--- Begin Source records ---
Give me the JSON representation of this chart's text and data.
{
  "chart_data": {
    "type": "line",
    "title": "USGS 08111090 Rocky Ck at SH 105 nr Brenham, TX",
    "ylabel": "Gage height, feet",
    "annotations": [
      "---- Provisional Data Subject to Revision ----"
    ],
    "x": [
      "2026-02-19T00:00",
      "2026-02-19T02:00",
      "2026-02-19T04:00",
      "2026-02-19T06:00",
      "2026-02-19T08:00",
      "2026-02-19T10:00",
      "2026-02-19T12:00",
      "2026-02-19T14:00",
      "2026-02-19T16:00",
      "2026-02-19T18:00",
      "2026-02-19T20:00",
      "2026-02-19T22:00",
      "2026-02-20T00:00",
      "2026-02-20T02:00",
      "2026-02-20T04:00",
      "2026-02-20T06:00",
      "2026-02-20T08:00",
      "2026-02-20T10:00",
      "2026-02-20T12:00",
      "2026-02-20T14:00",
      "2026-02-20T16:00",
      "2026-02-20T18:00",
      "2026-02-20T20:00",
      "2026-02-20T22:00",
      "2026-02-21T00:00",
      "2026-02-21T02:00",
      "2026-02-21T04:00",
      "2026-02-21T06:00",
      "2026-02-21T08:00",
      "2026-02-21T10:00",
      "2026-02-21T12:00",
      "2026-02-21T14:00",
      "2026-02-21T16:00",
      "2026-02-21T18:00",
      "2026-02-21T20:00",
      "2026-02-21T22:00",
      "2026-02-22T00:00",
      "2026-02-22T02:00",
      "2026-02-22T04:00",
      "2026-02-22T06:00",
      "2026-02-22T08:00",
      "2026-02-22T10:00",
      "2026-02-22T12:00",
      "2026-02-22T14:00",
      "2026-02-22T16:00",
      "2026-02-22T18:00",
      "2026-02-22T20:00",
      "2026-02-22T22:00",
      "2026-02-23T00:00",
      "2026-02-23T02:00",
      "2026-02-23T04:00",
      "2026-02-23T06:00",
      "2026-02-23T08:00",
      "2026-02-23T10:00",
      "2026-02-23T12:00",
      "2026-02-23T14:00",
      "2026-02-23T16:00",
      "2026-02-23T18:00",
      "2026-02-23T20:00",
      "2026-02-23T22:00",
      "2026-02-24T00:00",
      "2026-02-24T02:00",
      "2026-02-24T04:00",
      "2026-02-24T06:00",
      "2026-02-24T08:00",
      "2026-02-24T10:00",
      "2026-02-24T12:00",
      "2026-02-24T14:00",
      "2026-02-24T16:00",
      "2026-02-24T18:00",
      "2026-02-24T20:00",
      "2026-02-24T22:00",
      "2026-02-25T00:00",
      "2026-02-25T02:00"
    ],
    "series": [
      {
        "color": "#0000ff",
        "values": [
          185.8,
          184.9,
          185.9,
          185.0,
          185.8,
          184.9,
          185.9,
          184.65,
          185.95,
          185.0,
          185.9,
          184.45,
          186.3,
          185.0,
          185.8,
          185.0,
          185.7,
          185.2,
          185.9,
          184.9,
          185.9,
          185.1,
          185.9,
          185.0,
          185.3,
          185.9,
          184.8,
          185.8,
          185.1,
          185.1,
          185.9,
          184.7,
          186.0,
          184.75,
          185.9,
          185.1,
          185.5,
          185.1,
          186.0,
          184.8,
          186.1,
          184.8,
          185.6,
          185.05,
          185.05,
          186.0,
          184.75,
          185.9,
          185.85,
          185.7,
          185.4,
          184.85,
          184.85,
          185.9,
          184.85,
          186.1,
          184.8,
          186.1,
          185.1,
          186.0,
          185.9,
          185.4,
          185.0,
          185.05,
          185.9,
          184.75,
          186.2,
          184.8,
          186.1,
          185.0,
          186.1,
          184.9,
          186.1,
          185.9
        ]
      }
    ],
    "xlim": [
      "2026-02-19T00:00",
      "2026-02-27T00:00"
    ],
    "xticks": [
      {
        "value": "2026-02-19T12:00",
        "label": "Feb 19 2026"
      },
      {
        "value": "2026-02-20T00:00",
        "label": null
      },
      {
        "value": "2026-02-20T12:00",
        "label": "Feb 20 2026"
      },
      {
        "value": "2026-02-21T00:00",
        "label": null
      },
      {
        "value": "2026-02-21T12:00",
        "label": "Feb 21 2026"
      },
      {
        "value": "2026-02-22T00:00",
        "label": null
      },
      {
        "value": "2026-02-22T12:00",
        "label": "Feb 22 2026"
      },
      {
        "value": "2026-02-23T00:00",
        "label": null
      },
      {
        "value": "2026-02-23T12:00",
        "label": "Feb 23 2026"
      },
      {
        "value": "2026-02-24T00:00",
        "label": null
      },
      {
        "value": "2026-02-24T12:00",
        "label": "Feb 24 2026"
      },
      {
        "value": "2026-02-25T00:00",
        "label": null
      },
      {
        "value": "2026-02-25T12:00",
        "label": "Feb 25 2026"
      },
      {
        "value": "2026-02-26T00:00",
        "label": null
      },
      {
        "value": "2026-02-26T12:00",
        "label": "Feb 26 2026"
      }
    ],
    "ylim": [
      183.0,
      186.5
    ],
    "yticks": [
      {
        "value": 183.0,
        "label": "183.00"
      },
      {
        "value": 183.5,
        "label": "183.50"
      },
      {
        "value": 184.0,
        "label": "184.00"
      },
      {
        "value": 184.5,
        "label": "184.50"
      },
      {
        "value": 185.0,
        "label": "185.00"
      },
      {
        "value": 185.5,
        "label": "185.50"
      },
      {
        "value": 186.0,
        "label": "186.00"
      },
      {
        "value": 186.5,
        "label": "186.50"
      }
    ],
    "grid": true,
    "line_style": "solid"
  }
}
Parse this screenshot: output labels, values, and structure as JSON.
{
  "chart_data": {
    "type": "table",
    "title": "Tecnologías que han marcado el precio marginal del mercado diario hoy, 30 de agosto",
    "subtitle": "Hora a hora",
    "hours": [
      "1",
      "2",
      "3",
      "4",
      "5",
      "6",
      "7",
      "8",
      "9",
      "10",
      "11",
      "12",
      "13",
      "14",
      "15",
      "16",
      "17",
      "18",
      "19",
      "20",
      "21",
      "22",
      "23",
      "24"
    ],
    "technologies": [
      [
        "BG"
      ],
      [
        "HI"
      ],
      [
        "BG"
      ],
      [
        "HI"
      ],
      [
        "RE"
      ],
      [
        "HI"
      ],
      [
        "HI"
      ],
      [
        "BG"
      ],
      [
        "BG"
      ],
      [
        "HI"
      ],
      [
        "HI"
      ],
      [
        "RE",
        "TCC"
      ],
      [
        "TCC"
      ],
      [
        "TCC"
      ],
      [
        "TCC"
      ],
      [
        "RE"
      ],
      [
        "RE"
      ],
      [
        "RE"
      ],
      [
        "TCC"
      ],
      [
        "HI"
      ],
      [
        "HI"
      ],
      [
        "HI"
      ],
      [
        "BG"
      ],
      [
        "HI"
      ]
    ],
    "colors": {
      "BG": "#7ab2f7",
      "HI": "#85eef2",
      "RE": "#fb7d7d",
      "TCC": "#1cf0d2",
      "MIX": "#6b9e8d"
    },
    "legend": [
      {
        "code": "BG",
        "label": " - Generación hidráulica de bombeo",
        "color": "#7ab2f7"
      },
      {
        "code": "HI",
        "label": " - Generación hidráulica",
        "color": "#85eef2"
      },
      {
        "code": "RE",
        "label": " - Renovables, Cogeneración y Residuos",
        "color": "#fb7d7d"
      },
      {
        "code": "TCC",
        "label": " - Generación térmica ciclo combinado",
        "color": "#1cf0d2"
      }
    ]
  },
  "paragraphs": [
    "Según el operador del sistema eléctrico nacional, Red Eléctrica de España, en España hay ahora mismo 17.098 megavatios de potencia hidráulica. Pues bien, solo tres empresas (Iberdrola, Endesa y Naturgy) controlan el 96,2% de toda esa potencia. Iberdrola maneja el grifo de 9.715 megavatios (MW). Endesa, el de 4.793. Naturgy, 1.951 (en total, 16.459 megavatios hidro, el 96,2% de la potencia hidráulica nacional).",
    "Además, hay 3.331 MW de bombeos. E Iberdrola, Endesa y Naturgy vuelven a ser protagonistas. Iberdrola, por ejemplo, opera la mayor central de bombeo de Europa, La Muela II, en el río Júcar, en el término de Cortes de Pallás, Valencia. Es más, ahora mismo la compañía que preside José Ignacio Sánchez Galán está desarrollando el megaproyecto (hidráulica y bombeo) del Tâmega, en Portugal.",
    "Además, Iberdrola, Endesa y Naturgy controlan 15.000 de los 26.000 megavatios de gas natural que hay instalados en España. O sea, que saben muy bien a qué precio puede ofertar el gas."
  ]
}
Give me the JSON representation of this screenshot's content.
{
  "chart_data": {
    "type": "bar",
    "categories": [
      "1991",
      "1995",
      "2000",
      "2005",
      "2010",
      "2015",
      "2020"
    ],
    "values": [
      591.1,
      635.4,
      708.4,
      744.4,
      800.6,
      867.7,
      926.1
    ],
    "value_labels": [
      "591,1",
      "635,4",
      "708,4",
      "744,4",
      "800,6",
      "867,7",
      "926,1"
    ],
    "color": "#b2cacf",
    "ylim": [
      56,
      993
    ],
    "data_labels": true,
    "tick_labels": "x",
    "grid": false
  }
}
--- End Source records ---
■ Task statement
Identify every line above that includes the word "precio", and show those lines.

■ Final result
    "title": "Tecnologías que han marcado el precio marginal del mercado diario hoy, 30 de agosto",
    "Además, Iberdrola, Endesa y Naturgy controlan 15.000 de los 26.000 megavatios de gas natural que hay instalados en España. O sea, que saben muy bien a qué precio puede ofertar el gas."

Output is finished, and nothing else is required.